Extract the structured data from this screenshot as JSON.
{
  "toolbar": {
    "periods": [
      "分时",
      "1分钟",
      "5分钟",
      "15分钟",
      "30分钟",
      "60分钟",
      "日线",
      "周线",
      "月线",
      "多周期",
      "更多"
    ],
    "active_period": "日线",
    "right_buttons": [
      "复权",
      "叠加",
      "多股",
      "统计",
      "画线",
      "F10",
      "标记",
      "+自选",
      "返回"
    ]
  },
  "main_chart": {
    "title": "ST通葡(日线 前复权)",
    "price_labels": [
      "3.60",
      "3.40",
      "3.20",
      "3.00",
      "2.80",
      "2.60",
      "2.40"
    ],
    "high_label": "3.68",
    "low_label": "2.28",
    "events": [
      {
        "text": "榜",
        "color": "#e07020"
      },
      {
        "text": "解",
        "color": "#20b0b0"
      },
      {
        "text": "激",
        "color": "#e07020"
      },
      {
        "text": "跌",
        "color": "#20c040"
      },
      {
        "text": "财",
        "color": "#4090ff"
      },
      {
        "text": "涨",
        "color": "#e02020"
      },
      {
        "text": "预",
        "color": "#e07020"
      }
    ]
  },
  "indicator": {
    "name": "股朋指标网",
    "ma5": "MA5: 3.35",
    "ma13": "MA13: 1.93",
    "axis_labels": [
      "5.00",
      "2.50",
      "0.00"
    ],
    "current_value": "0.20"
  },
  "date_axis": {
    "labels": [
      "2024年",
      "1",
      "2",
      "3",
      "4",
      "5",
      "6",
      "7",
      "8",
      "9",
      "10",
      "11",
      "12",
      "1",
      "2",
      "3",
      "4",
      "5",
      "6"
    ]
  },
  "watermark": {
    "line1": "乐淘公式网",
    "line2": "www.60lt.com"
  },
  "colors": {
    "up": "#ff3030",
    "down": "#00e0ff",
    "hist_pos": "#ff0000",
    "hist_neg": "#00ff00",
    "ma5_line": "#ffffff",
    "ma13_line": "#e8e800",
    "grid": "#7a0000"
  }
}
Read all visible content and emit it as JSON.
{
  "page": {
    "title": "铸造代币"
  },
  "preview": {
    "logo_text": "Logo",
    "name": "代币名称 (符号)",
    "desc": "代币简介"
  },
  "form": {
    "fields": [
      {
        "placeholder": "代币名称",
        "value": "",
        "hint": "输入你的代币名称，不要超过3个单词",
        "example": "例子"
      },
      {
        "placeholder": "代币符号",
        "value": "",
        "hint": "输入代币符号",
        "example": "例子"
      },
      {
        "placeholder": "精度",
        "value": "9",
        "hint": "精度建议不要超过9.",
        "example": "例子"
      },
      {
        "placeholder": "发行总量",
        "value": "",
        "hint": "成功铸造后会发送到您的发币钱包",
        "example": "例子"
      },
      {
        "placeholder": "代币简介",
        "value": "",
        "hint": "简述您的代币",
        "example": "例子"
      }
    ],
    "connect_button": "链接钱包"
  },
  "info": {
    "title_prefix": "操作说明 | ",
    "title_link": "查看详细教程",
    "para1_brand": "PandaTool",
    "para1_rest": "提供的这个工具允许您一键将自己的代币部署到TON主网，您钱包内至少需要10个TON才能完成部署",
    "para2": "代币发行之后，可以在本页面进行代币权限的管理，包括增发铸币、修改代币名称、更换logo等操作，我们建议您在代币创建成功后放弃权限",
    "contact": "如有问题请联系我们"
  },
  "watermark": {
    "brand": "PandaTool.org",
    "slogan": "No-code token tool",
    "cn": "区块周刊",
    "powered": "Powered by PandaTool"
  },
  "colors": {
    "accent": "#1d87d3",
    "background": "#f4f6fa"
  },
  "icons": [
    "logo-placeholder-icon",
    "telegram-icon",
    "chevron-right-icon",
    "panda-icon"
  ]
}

DIRECTIONS FOR THIS TASK
Reply with one number only: the count of lines in the entries that contain "hint".

WRITTEN ANSWER
5